*What to produce*:
Identify each line below that contains the word "concentration", and copy it out.

*Extracted data entries*:
%%
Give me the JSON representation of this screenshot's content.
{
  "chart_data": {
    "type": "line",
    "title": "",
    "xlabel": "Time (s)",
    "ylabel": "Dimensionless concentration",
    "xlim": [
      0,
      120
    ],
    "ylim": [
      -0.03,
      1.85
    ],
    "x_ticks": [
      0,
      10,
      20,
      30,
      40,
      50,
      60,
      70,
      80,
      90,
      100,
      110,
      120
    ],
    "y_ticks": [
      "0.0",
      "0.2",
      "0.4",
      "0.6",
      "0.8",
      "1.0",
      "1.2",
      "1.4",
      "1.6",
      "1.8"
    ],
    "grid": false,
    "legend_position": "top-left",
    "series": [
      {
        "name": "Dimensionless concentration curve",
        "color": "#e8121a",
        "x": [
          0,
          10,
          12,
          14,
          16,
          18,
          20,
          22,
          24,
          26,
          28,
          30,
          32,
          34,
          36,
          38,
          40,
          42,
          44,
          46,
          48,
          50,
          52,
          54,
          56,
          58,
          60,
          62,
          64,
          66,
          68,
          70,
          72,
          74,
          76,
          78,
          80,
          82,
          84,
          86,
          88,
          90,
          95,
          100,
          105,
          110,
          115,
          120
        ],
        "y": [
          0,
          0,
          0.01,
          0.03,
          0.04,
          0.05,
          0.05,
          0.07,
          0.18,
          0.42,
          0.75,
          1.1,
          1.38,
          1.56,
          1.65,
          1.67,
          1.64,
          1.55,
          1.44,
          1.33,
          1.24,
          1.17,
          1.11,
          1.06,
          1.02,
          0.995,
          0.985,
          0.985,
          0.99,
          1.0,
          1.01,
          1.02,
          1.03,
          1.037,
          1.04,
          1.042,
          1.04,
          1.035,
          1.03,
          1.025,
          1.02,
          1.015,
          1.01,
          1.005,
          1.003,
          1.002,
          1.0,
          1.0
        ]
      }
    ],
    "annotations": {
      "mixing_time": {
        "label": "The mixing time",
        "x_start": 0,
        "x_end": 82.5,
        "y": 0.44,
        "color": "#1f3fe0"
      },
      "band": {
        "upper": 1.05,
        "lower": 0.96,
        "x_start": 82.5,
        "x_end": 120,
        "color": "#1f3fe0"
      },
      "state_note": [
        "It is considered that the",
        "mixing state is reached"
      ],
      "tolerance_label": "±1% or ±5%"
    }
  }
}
%%
*Task response*:
    "ylabel": "Dimensionless concentration",
        "name": "Dimensionless concentration curve",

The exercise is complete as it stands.